::: Input rows :::
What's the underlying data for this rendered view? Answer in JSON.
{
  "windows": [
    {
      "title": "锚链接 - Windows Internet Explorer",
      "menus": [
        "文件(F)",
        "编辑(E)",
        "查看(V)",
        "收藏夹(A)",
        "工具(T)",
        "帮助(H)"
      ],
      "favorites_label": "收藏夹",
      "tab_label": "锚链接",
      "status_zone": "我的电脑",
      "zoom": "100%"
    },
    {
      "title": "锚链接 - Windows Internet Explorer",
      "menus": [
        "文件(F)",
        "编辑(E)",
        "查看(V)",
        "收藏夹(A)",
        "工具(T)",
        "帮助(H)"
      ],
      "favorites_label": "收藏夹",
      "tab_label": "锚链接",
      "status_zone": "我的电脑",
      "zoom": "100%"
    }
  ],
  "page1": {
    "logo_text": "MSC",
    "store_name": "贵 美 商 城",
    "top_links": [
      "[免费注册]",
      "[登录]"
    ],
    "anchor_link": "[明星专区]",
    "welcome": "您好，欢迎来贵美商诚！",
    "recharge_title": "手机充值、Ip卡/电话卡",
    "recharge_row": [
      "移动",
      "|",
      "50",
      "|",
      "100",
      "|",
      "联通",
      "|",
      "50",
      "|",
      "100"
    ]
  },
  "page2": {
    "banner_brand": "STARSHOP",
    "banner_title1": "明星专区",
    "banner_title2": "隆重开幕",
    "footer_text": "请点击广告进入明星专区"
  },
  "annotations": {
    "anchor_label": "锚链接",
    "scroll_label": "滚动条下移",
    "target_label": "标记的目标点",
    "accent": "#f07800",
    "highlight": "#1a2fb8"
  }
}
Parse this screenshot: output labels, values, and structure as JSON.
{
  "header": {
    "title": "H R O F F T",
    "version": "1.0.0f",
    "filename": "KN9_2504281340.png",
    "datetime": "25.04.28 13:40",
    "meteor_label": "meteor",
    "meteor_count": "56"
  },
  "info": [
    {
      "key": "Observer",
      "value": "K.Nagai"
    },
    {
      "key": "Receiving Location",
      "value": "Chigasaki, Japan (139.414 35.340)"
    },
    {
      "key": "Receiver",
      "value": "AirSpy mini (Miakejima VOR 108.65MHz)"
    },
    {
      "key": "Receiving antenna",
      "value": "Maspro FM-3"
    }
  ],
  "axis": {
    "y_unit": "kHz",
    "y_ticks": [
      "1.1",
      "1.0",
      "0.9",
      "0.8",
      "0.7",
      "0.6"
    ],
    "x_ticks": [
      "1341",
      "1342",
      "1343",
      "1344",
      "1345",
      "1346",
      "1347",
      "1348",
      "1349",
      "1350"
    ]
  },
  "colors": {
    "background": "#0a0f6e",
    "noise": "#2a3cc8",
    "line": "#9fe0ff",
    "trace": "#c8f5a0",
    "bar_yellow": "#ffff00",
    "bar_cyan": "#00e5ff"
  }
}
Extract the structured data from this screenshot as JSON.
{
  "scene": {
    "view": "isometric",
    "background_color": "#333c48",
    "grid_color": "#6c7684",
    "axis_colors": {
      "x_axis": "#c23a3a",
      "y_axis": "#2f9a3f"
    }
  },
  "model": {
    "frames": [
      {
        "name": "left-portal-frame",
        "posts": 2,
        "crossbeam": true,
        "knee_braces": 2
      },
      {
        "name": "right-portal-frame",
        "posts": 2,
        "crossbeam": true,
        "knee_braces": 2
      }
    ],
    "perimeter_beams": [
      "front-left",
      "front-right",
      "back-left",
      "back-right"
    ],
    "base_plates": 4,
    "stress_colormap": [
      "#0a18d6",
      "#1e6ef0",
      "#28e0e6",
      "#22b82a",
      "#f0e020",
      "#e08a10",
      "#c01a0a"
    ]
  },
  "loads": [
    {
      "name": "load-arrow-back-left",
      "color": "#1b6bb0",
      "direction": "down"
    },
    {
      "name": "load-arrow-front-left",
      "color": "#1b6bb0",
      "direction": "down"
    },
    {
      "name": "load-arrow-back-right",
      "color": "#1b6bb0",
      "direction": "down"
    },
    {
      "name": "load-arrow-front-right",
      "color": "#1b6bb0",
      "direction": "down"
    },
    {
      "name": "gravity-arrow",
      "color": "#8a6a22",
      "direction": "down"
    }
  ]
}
:::
(Problem description):
For each line of the entries that includes "this", show that line.

(Reply to the exercise):
What's the underlying data for this rendered view? Answer in JSON.
Parse this screenshot: output labels, values, and structure as JSON.
Extract the structured data from this screenshot as JSON.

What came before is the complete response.